■ Source
-- start --
Gawain’s rescue of Winifred’s head also rewards him in more immediate terms: his/the Green Knight’s axe, stolen by the scavengers, is miraculously restored to him in her cottage, immediately and concretely demonstrating the virtue of his actions. This is one of the points where the film most stubbornly resists modern storytelling conventions: it simply refuses to add in any kind of “rational” or “empirical” explanation of how else it got there, aside from the grace and intercession of the saint. This is indeed how it works in medieval hagiography: things simply reappear, are returned, reattached, repaired, made whole again, and Gawain’s lost weapon is thus restored, symbolizing that he has passed the test and is worthy to continue with the quest. The film’s narrative is not modernizing its underlying medieval logic here, and it doesn’t particularly care if a modern audience finds it “convincing” or not. As noted, the film never makes any attempt to temporalize or localize itself; it exists in a determinedly surrealist and ahistorical landscape, where naked female giants who look suspiciously like Tilda Swinton roam across the wild with no necessary explanation. While this might be frustrating for some people, I actually found it a huge relief that a clearly fantastic and fictional literary adaptation was not acting like it was qualified to teach “real history” to its audience. Nobody would come out of TGK thinking that they had seen the “actual” medieval world, and since we have enough of a problem with that sort of thing thanks to GOT, I for one welcome the creation of a medieval imaginative space that embraces its eccentric and unrealistic elements, rather than trying to fit them into the Real Life box.
This plays into the fact that the film, like a reused medieval manuscript containing more than one text, is a palimpsest: for one, it audaciously rewrites the entire Arthurian canon in the wordless vision of Gawain’s life after escaping the Green Knight (I could write another meta on that dream-epilogue alone). It moves fluidly through time and creates alternate universes in at least two major points: one, the scene where Gawain is tied up and abandoned by the scavengers and that long circling shot reveals his skeletal corpse rotting on the sward, only to return to our original universe as Gawain decides that he doesn’t want that fate, and two, Gawain as King. In this alternate ending, Arthur doesn’t die in battle with Mordred, but peaceably in bed, having anointed his worthy nephew as his heir. Gawain becomes king, has children, gets married, governs Camelot, becomes a ruler surpassing even Arthur, but then watches his son get killed in battle, his subjects turn on him, and his family vanish into the dust of his broken hall before he himself, in despair, pulls the enchanted scarf out of his clothing and succumbs to his fate.
-- end --
■ Records to use
-- start --
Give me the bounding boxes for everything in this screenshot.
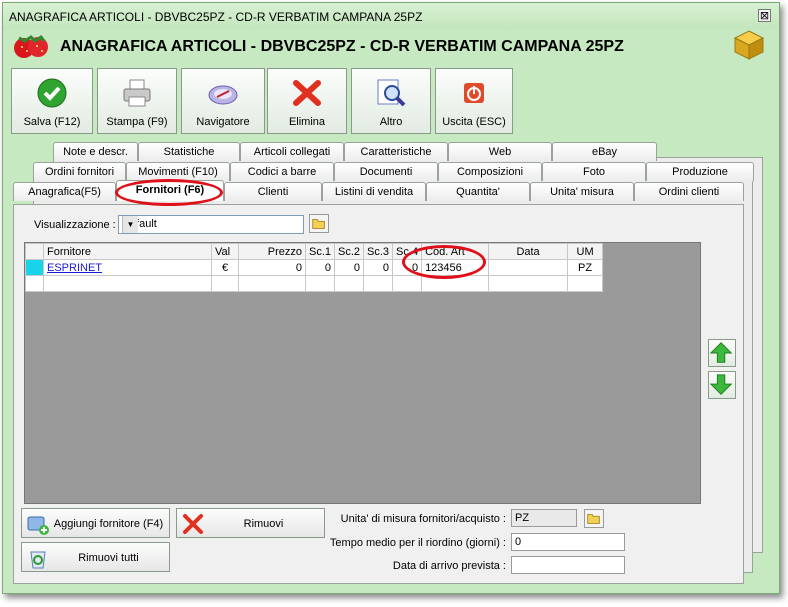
tab-note[interactable]: Note e descr.	[53, 142, 138, 161]
remove-all-button[interactable]: Rimuovi tutti	[21, 542, 170, 572]
tab-articoli-collegati[interactable]: Articoli collegati	[240, 142, 344, 161]
tab-composizioni[interactable]: Composizioni	[438, 162, 542, 181]
add-supplier-button[interactable]: Aggiungi fornitore (F4)	[21, 508, 170, 538]
print-label: Stampa (F9)	[106, 116, 168, 128]
navigator-button[interactable]: Navigatore	[181, 68, 265, 134]
col-sc2[interactable]: Sc.2	[334, 243, 365, 260]
cell-fornitore[interactable]: ESPRINET	[43, 259, 212, 276]
save-button[interactable]: Salva (F12)	[11, 68, 93, 134]
tab-web[interactable]: Web	[448, 142, 552, 161]
table-header: Fornitore Val Prezzo Sc.1 Sc.2 Sc.3 Sc.4…	[25, 243, 604, 260]
recycle-bin-icon	[30, 551, 46, 569]
other-button[interactable]: Altro	[351, 68, 431, 134]
col-um[interactable]: UM	[567, 243, 604, 260]
tab-documenti[interactable]: Documenti	[334, 162, 438, 181]
page-title: ANAGRAFICA ARTICOLI - DBVBC25PZ - CD-R V…	[60, 38, 624, 55]
tab-ebay[interactable]: eBay	[552, 142, 657, 161]
tab-listini-di-vendita[interactable]: Listini di vendita	[322, 182, 426, 201]
row-selector-header	[25, 243, 44, 260]
magnifier-icon	[377, 79, 406, 107]
col-fornitore[interactable]: Fornitore	[43, 243, 212, 260]
col-prezzo[interactable]: Prezzo	[238, 243, 306, 260]
col-sc1[interactable]: Sc.1	[304, 243, 336, 260]
folder-button[interactable]	[309, 214, 329, 233]
tab-codici-a-barre[interactable]: Codici a barre	[230, 162, 334, 181]
highlight-oval-tab	[115, 179, 223, 206]
cube-icon	[733, 30, 765, 60]
suppliers-panel: Visualizzazione : Default ▼ Fornitore Va…	[13, 204, 744, 584]
remove-label: Rimuovi	[243, 518, 284, 530]
tab-produzione[interactable]: Produzione	[646, 162, 754, 181]
arrival-label: Data di arrivo prevista :	[392, 560, 506, 572]
tab-caratteristiche[interactable]: Caratteristiche	[344, 142, 448, 161]
unit-field[interactable]: PZ	[511, 509, 577, 527]
highlight-oval-cod-art	[402, 245, 486, 279]
save-label: Salva (F12)	[23, 116, 81, 128]
cell-val[interactable]: €	[211, 259, 239, 276]
exit-label: Uscita (ESC)	[442, 116, 506, 128]
arrow-up-icon	[709, 342, 733, 363]
printer-icon	[123, 79, 151, 107]
tab-unita-misura[interactable]: Unita' misura	[530, 182, 634, 201]
window-title: ANAGRAFICA ARTICOLI - DBVBC25PZ - CD-R V…	[9, 10, 423, 24]
table-row-empty[interactable]	[25, 275, 604, 292]
compass-icon	[208, 85, 238, 105]
add-supplier-icon	[27, 516, 49, 535]
reorder-field[interactable]: 0	[511, 533, 625, 551]
suppliers-table: Fornitore Val Prezzo Sc.1 Sc.2 Sc.3 Sc.4…	[25, 243, 604, 292]
remove-all-label: Rimuovi tutti	[78, 552, 139, 564]
chevron-down-icon[interactable]: ▼	[122, 216, 138, 233]
checkmark-icon	[37, 78, 67, 108]
col-val[interactable]: Val	[211, 243, 239, 260]
delete-button[interactable]: Elimina	[267, 68, 347, 134]
title-bar[interactable]: ANAGRAFICA ARTICOLI - DBVBC25PZ - CD-R V…	[3, 3, 779, 29]
move-up-button[interactable]	[708, 339, 736, 367]
other-label: Altro	[379, 116, 403, 128]
main-window: ANAGRAFICA ARTICOLI - DBVBC25PZ - CD-R V…	[2, 2, 780, 594]
cell-sc3[interactable]: 0	[363, 259, 394, 276]
tab-ordini-clienti[interactable]: Ordini clienti	[634, 182, 744, 201]
navigator-label: Navigatore	[196, 116, 250, 128]
exit-button[interactable]: Uscita (ESC)	[435, 68, 513, 134]
cell-prezzo[interactable]: 0	[238, 259, 306, 276]
folder-icon	[587, 514, 600, 524]
col-data[interactable]: Data	[488, 243, 569, 260]
print-button[interactable]: Stampa (F9)	[97, 68, 177, 134]
arrival-field[interactable]	[511, 556, 625, 574]
tab-quantita[interactable]: Quantita'	[426, 182, 530, 201]
unit-label: Unita' di misura fornitori/acquisto :	[340, 513, 506, 525]
tab-clienti[interactable]: Clienti	[224, 182, 322, 201]
delete-label: Elimina	[288, 116, 326, 128]
tab-foto[interactable]: Foto	[542, 162, 646, 181]
cell-sc2[interactable]: 0	[334, 259, 365, 276]
tab-statistiche[interactable]: Statistiche	[138, 142, 240, 161]
suppliers-grid[interactable]: Fornitore Val Prezzo Sc.1 Sc.2 Sc.3 Sc.4…	[24, 242, 701, 504]
strawberry-logo-icon	[14, 34, 48, 58]
tab-ordini-fornitori[interactable]: Ordini fornitori	[33, 162, 126, 181]
tab-anagrafica[interactable]: Anagrafica(F5)	[13, 182, 116, 201]
red-x-icon	[183, 514, 203, 534]
arrow-down-icon	[709, 374, 733, 395]
reorder-label: Tempo medio per il riordino (giorni) :	[329, 537, 506, 549]
remove-button[interactable]: Rimuovi	[176, 508, 325, 538]
tab-movimenti[interactable]: Movimenti (F10)	[126, 162, 230, 181]
cell-sc1[interactable]: 0	[304, 259, 336, 276]
col-sc3[interactable]: Sc.3	[363, 243, 394, 260]
cell-data[interactable]	[488, 259, 569, 276]
power-icon	[464, 83, 484, 103]
row-selector[interactable]	[25, 259, 44, 276]
move-down-button[interactable]	[708, 371, 736, 399]
folder-icon	[312, 219, 325, 229]
table-row[interactable]: ESPRINET € 0 0 0 0 0 123456 PZ	[25, 259, 604, 276]
add-supplier-label: Aggiungi fornitore (F4)	[53, 518, 164, 530]
header: ANAGRAFICA ARTICOLI - DBVBC25PZ - CD-R V…	[3, 29, 779, 63]
close-icon[interactable]: ⊠	[758, 9, 771, 22]
cell-um[interactable]: PZ	[567, 259, 604, 276]
view-label: Visualizzazione :	[34, 219, 116, 231]
unit-folder-button[interactable]	[584, 509, 604, 528]
view-select[interactable]: Default ▼	[118, 215, 304, 234]
red-x-icon	[293, 80, 321, 106]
-- end --
■ The tasks
1: Answer these questions from the film passage:
(a) What item stolen by the scavengers is restored to Gawain in Winifred's cottage?
(b) In the alternate ending, how does Arthur die?
(c) What does Gawain pull out of his clothing before he succumbs to his fate?
2: In the entries, duplicate the lines starting with the line that contains "tab-note[interactable]: Note e" and going on through the line that contains "142, 552, 161]", with both of those lines included.
The film passage and the entries are unrelated material.

■ The solutions
1:
(a) The axe, which is both his and the Green Knight's.
(b) He dies peaceably in bed.
(c) The enchanted scarf.

2:
tab-note[interactable]: Note e descr.	[53, 142, 138, 161]
remove-all-button[interactable]: Rimuovi tutti	[21, 542, 170, 572]
tab-articoli-collegati[interactable]: Articoli collegati	[240, 142, 344, 161]
tab-composizioni[interactable]: Composizioni	[438, 162, 542, 181]
add-supplier-button[interactable]: Aggiungi fornitore (F4)	[21, 508, 170, 538]
print-label: Stampa (F9)	[106, 116, 168, 128]
navigator-button[interactable]: Navigatore	[181, 68, 265, 134]
col-sc2[interactable]: Sc.2	[334, 243, 365, 260]
cell-fornitore[interactable]: ESPRINET	[43, 259, 212, 276]
save-button[interactable]: Salva (F12)	[11, 68, 93, 134]
tab-web[interactable]: Web	[448, 142, 552, 161]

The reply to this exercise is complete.